Supplied records start
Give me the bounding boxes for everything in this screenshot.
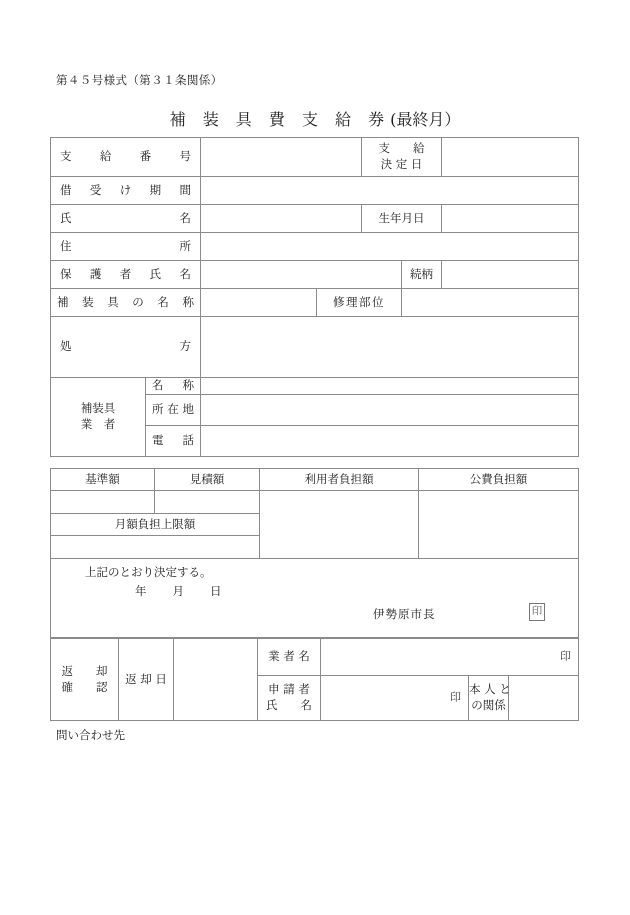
seal-icon: 印 bbox=[450, 690, 461, 704]
field-estimate-amount[interactable] bbox=[155, 491, 260, 514]
header-monthly-cap: 月額負担上限額 bbox=[51, 514, 260, 536]
header-user-burden: 利用者負担額 bbox=[260, 469, 419, 491]
label-prescription: 処 方 bbox=[51, 317, 201, 378]
field-monthly-cap[interactable] bbox=[51, 536, 260, 559]
field-relationship[interactable] bbox=[442, 261, 579, 289]
decision-cell bbox=[51, 559, 579, 638]
field-device-name[interactable] bbox=[201, 289, 317, 317]
seal-icon: 印 bbox=[529, 603, 545, 621]
table-row bbox=[51, 491, 579, 514]
label-rental-period: 借受け期間 bbox=[51, 177, 201, 205]
field-vendor-phone[interactable] bbox=[201, 425, 579, 456]
form-number: 第４５号様式（第３１条関係） bbox=[56, 73, 223, 87]
field-repair-part[interactable] bbox=[402, 289, 579, 317]
table-row bbox=[51, 233, 579, 261]
field-rental-period[interactable] bbox=[201, 177, 579, 205]
field-standard-amount[interactable] bbox=[51, 491, 155, 514]
field-public-burden[interactable] bbox=[419, 491, 579, 559]
field-prescription[interactable] bbox=[201, 317, 579, 378]
label-relation-to-person: 本 人 と の関係 bbox=[469, 676, 509, 721]
label-repair-part: 修理部位 bbox=[317, 289, 402, 317]
field-name[interactable] bbox=[201, 205, 362, 233]
label-name: 氏 名 bbox=[51, 205, 201, 233]
header-public-burden: 公費負担額 bbox=[419, 469, 579, 491]
field-payment-decision-date[interactable] bbox=[442, 138, 579, 177]
field-user-burden[interactable] bbox=[260, 491, 419, 559]
table-row bbox=[51, 317, 579, 378]
field-address[interactable] bbox=[201, 233, 579, 261]
label-applicant-name: 申 請 者 氏 名 bbox=[258, 676, 321, 721]
table-row bbox=[51, 639, 579, 676]
table-row bbox=[51, 261, 579, 289]
table-row bbox=[51, 469, 579, 491]
label-vendor-name: 名 称 bbox=[146, 378, 201, 395]
table-row bbox=[51, 378, 579, 395]
label-device-name: 補装具の名称 bbox=[51, 289, 201, 317]
amount-table bbox=[50, 468, 579, 559]
mayor-name: 伊勢原市長 bbox=[373, 607, 436, 621]
label-vendor-block: 補装具 業 者 bbox=[51, 378, 146, 457]
applicant-info-table bbox=[50, 137, 579, 457]
label-payment-number: 支給番号 bbox=[51, 138, 201, 177]
contact-note: 問い合わせ先 bbox=[56, 728, 125, 742]
header-standard-amount: 基準額 bbox=[51, 469, 155, 491]
table-row bbox=[51, 289, 579, 317]
label-guardian-name: 保護者氏名 bbox=[51, 261, 201, 289]
table-row bbox=[51, 177, 579, 205]
label-address: 住 所 bbox=[51, 233, 201, 261]
label-vendor-address: 所在地 bbox=[146, 394, 201, 425]
return-confirmation-table bbox=[50, 638, 579, 721]
label-birthdate: 生年月日 bbox=[362, 205, 442, 233]
page-title-suffix: (最終月） bbox=[390, 110, 461, 129]
decision-statement: 上記のとおり決定する。 bbox=[85, 565, 212, 579]
field-relation-to-person[interactable] bbox=[509, 676, 579, 721]
field-payment-number[interactable] bbox=[201, 138, 362, 177]
field-guardian-name[interactable] bbox=[201, 261, 402, 289]
page-title bbox=[0, 107, 630, 130]
table-row bbox=[51, 205, 579, 233]
field-return-date[interactable] bbox=[174, 639, 258, 721]
table-row bbox=[51, 559, 579, 638]
seal-icon: 印 bbox=[560, 649, 572, 663]
header-estimate-amount: 見積額 bbox=[155, 469, 260, 491]
field-vendor-address[interactable] bbox=[201, 394, 579, 425]
field-applicant-name[interactable] bbox=[321, 676, 469, 721]
decision-table bbox=[50, 558, 579, 638]
field-vendor-name-return[interactable] bbox=[321, 639, 579, 676]
label-relationship: 続柄 bbox=[402, 261, 442, 289]
decision-date-line: 年 月 日 bbox=[135, 584, 223, 598]
table-row bbox=[51, 138, 579, 177]
field-vendor-name[interactable] bbox=[201, 378, 579, 395]
label-return-confirm: 返 却 確 認 bbox=[51, 639, 119, 721]
label-return-date: 返 却 日 bbox=[119, 639, 174, 721]
label-vendor-name-return: 業 者 名 bbox=[258, 639, 321, 676]
page-title-main: 補 装 具 費 支 給 券 bbox=[169, 110, 391, 129]
label-vendor-phone: 電 話 bbox=[146, 425, 201, 456]
label-payment-decision-date: 支 給 決 定 日 bbox=[362, 138, 442, 177]
field-birthdate[interactable] bbox=[442, 205, 579, 233]
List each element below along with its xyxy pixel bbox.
Supplied records end
Write out the lines between the line holding "seal-icon: 印 bbox=[450, 690, 461, 704]" and the line holding "field-monthly-cap[interactable] bbox=[51, 536, 260, 559]", inclusive, reproducing each one exactly.

> **Written response**
seal-icon: 印 bbox=[450, 690, 461, 704]
field-estimate-amount[interactable] bbox=[155, 491, 260, 514]
header-monthly-cap: 月額負担上限額 bbox=[51, 514, 260, 536]
header-user-burden: 利用者負担額 bbox=[260, 469, 419, 491]
label-prescription: 処 方 bbox=[51, 317, 201, 378]
field-monthly-cap[interactable] bbox=[51, 536, 260, 559]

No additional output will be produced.